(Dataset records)
• • •

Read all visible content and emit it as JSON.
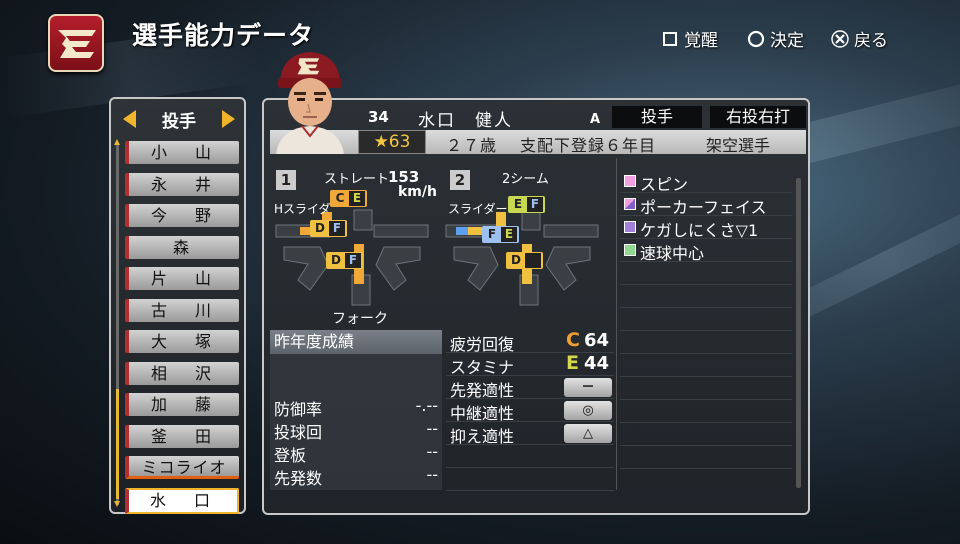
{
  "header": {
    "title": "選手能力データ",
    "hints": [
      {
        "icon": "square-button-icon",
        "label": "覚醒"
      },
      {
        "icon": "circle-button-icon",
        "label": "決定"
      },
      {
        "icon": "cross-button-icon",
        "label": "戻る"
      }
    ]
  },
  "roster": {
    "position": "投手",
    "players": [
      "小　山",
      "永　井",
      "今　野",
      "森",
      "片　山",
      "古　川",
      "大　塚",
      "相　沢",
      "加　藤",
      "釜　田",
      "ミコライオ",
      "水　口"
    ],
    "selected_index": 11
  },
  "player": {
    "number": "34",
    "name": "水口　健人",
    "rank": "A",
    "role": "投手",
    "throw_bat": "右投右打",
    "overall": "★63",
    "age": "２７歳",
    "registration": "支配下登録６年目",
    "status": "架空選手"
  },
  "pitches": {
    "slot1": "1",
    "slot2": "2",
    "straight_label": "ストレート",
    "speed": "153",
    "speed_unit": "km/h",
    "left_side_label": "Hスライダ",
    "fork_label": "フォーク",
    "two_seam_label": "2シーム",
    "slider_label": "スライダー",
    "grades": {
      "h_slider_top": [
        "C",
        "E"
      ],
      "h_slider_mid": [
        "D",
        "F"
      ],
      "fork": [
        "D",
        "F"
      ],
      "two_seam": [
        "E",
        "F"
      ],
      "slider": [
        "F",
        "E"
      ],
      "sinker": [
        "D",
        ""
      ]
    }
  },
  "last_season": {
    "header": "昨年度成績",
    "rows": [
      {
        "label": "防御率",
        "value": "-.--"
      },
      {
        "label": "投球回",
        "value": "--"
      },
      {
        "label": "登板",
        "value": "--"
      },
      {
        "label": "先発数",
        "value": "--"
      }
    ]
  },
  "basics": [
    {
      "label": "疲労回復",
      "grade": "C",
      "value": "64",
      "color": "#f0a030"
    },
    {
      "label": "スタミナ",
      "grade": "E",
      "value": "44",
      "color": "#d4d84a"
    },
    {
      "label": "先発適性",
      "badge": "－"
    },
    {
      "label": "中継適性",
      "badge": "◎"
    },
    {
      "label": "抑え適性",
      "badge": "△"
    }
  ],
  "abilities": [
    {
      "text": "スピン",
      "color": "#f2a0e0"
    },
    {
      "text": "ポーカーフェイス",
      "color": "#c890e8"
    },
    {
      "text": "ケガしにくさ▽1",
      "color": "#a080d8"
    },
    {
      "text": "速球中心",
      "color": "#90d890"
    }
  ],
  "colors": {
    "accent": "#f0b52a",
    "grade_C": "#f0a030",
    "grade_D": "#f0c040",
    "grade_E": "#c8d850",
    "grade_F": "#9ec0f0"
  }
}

• • •

§ Problem to solve
Above are some records. Count the lines among them with the word "icon", and answer with the number only.

§ Worked answer
3